> _What to do_
The material below should be written out in full and exactly; pictures stay out of the copy.

> _Provided data_

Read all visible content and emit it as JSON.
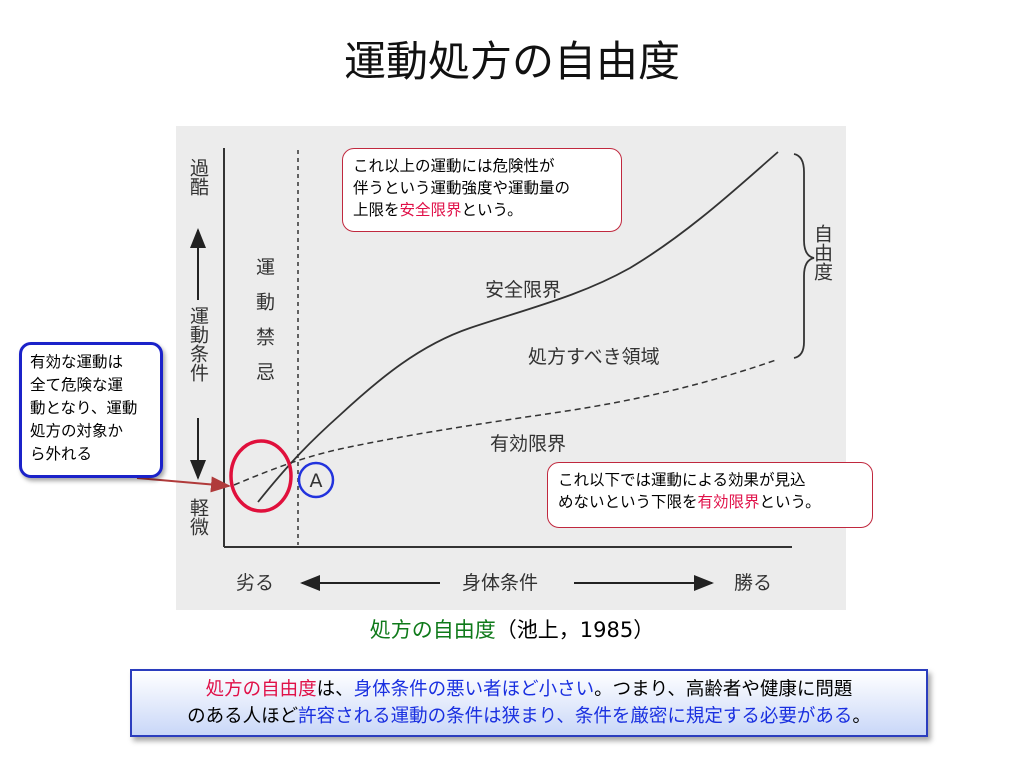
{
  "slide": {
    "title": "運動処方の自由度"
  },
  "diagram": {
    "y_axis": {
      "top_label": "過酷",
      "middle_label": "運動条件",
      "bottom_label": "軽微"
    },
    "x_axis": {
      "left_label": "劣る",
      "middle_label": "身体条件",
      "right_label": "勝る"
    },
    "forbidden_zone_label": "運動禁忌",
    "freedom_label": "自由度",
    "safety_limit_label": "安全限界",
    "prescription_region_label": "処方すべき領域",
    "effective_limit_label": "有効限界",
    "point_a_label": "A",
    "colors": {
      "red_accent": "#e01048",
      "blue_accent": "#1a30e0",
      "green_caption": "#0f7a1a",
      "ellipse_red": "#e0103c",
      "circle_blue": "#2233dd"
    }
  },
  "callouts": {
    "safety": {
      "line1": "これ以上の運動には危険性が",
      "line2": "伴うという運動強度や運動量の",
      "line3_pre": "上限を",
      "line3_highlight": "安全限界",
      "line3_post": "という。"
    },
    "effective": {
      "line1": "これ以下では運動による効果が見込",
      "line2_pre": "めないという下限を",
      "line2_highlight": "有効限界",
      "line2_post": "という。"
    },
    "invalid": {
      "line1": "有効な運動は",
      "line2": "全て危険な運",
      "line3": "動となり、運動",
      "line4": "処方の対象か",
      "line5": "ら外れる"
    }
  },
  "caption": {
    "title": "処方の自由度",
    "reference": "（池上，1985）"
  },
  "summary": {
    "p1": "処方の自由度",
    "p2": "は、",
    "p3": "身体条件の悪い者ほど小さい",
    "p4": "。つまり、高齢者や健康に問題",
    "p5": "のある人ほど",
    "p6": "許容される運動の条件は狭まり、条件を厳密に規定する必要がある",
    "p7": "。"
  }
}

> _Exercise output_
Read all visible content and emit it as JSON.
{
  "slide": {
    "title": "運動処方の自由度"
  },
  "diagram": {
    "y_axis": {
      "top_label": "過酷",
      "middle_label": "運動条件",
      "bottom_label": "軽微"
    },
    "x_axis": {
      "left_label": "劣る",
      "middle_label": "身体条件",
      "right_label": "勝る"
    },
    "forbidden_zone_label": "運動禁忌",
    "freedom_label": "自由度",
    "safety_limit_label": "安全限界",
    "prescription_region_label": "処方すべき領域",
    "effective_limit_label": "有効限界",
    "point_a_label": "A",
    "colors": {
      "red_accent": "#e01048",
      "blue_accent": "#1a30e0",
      "green_caption": "#0f7a1a",
      "ellipse_red": "#e0103c",
      "circle_blue": "#2233dd"
    }
  },
  "callouts": {
    "safety": {
      "line1": "これ以上の運動には危険性が",
      "line2": "伴うという運動強度や運動量の",
      "line3_pre": "上限を",
      "line3_highlight": "安全限界",
      "line3_post": "という。"
    },
    "effective": {
      "line1": "これ以下では運動による効果が見込",
      "line2_pre": "めないという下限を",
      "line2_highlight": "有効限界",
      "line2_post": "という。"
    },
    "invalid": {
      "line1": "有効な運動は",
      "line2": "全て危険な運",
      "line3": "動となり、運動",
      "line4": "処方の対象か",
      "line5": "ら外れる"
    }
  },
  "caption": {
    "title": "処方の自由度",
    "reference": "（池上，1985）"
  },
  "summary": {
    "p1": "処方の自由度",
    "p2": "は、",
    "p3": "身体条件の悪い者ほど小さい",
    "p4": "。つまり、高齢者や健康に問題",
    "p5": "のある人ほど",
    "p6": "許容される運動の条件は狭まり、条件を厳密に規定する必要がある",
    "p7": "。"
  }
}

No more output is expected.